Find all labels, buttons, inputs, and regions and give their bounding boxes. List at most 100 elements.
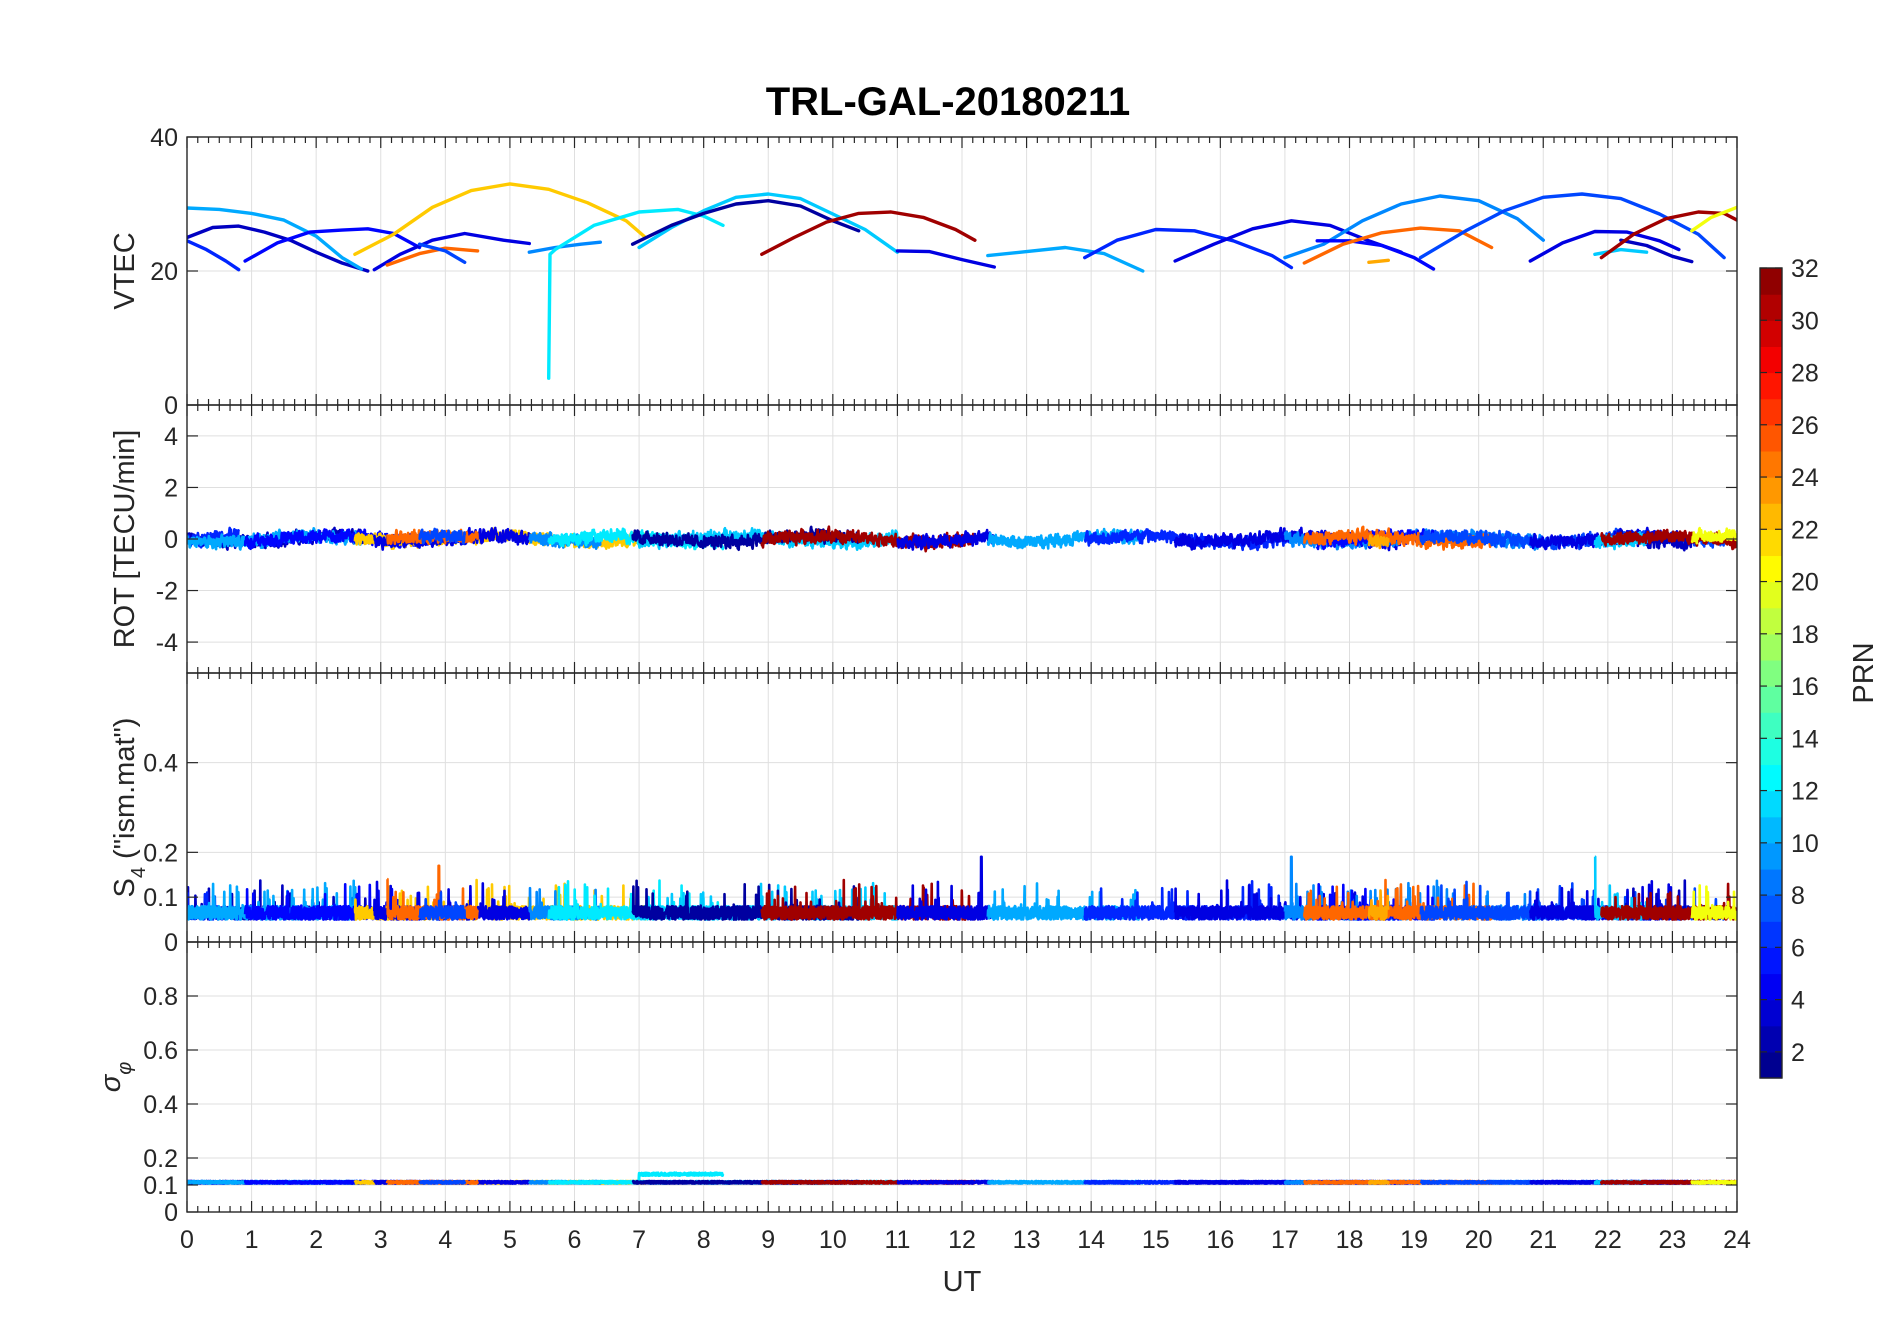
series-line-prn-23	[1367, 534, 1390, 550]
colorbar-segment	[1760, 1051, 1782, 1079]
colorbar-segment	[1760, 477, 1782, 504]
colorbar-segment	[1760, 842, 1782, 870]
x-tick-label: 20	[1465, 1226, 1493, 1254]
colorbar-segment	[1760, 947, 1782, 975]
colorbar-segment	[1760, 607, 1782, 635]
ticks	[186, 405, 1738, 673]
y-tick-label: 0	[164, 526, 178, 554]
colorbar-tick-label: 2	[1791, 1039, 1805, 1067]
series-line-prn-20	[1690, 205, 1737, 233]
y-tick-label: 0.8	[143, 983, 178, 1011]
y-tick-label: 0.1	[143, 884, 178, 912]
x-tick-label: 22	[1594, 1226, 1622, 1254]
colorbar-frame	[1759, 267, 1783, 1079]
colorbar-segment	[1760, 581, 1782, 609]
y-tick-label: 40	[150, 124, 178, 152]
x-axis-label: UT	[943, 1266, 982, 1298]
colorbar-segment	[1760, 868, 1782, 896]
x-tick-label: 19	[1400, 1226, 1428, 1254]
y-axis-label: S4 ("ism.mat")	[109, 718, 150, 898]
x-tick-label: 15	[1142, 1226, 1170, 1254]
colorbar-segment	[1760, 790, 1782, 818]
series-group	[187, 525, 1737, 553]
colorbar-tick-label: 8	[1791, 882, 1805, 910]
grid	[186, 942, 1738, 1213]
series-line-prn-23	[1367, 1179, 1390, 1185]
y-tick-label: 0	[164, 929, 178, 957]
x-tick-label: 9	[761, 1226, 775, 1254]
colorbar-label: PRN	[1848, 642, 1880, 703]
x-tick-label: 12	[948, 1226, 976, 1254]
colorbar-tick-label: 16	[1791, 673, 1819, 701]
series-line-prn-4	[1173, 219, 1403, 263]
colorbar-segment	[1760, 320, 1782, 347]
colorbar-segment	[1760, 921, 1782, 948]
colorbar-tick-label: 12	[1791, 778, 1819, 806]
x-tick-label: 10	[819, 1226, 847, 1254]
colorbar-segment	[1760, 633, 1782, 661]
series-line-prn-4	[895, 249, 996, 269]
series-line-prn-2	[630, 199, 861, 246]
x-tick-label: 4	[438, 1226, 452, 1254]
x-tick-label: 3	[374, 1226, 388, 1254]
y-axis-label: ROT [TECU/min]	[109, 430, 141, 649]
series-line-prn-11	[1593, 247, 1649, 256]
y-tick-label: 0.4	[143, 1091, 178, 1119]
colorbar-segment	[1760, 450, 1782, 478]
series-line-prn-4	[896, 1179, 996, 1185]
y-tick-label: 0.2	[143, 1145, 178, 1173]
colorbar-tick-label: 6	[1791, 934, 1805, 962]
colorbar-segment	[1760, 999, 1782, 1027]
colorbar-tick-label: 14	[1791, 725, 1819, 753]
series-line-prn-6	[1083, 227, 1294, 270]
x-tick-label: 2	[309, 1226, 323, 1254]
chart-title: TRL-GAL-20180211	[766, 80, 1131, 124]
series-line-prn-7	[417, 242, 467, 264]
series-line-prn-7	[418, 1179, 467, 1185]
ticks	[186, 136, 1738, 406]
colorbar-segment	[1760, 764, 1782, 792]
colorbar-segment	[1760, 555, 1782, 583]
y-axis-label: VTEC	[109, 232, 141, 309]
x-tick-label: 21	[1529, 1226, 1557, 1254]
series-line-prn-20	[1690, 884, 1737, 921]
colorbar-segment	[1760, 424, 1782, 452]
series-group	[187, 1171, 1737, 1185]
colorbar-tick-label: 28	[1791, 360, 1819, 388]
colorbar-segment	[1760, 346, 1782, 374]
ticks	[186, 673, 1738, 943]
x-tick-label: 1	[245, 1226, 259, 1254]
y-tick-label: 20	[150, 258, 178, 286]
series-line-prn-3	[1619, 238, 1694, 264]
series-line-prn-5	[1315, 239, 1436, 271]
series-line-prn-25	[385, 246, 480, 267]
colorbar-segment	[1760, 1025, 1782, 1053]
series-line-prn-22	[353, 182, 648, 256]
series-line-prn-3	[187, 224, 370, 273]
series-line-prn-7	[1418, 192, 1726, 260]
x-tick-label: 16	[1206, 1226, 1234, 1254]
colorbar-segment	[1760, 294, 1782, 321]
colorbar-tick-label: 20	[1791, 569, 1819, 597]
series-line-prn-4	[896, 528, 996, 551]
series-line-prn-23	[1367, 889, 1390, 921]
y-tick-label: 0.1	[143, 1172, 178, 1200]
x-tick-label: 11	[884, 1226, 910, 1254]
colorbar-segment	[1760, 973, 1782, 1001]
y-tick-label: 0.4	[143, 750, 178, 778]
colorbar-segment	[1760, 686, 1782, 713]
panel-s4: 0 0.1 0.2 0.4S4 ("ism.mat")	[109, 672, 1738, 957]
colorbar-segment	[1760, 398, 1782, 426]
x-tick-label: 23	[1659, 1226, 1687, 1254]
series-line-prn-25	[1302, 226, 1494, 265]
colorbar-tick-label: 26	[1791, 412, 1819, 440]
x-tick-label: 13	[1013, 1226, 1041, 1254]
y-tick-label: 4	[164, 423, 178, 451]
y-tick-label: -4	[156, 629, 178, 657]
colorbar-segment	[1760, 372, 1782, 400]
series-group	[187, 855, 1737, 921]
colorbar-tick-label: 10	[1791, 830, 1819, 858]
y-tick-label: 0.2	[143, 839, 178, 867]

----------------

Task goal: Collect and copy out every line of the listing above that contains the string 'ticks'.

Task response:
ticks	[186, 405, 1738, 673]
ticks	[186, 136, 1738, 406]
ticks	[186, 673, 1738, 943]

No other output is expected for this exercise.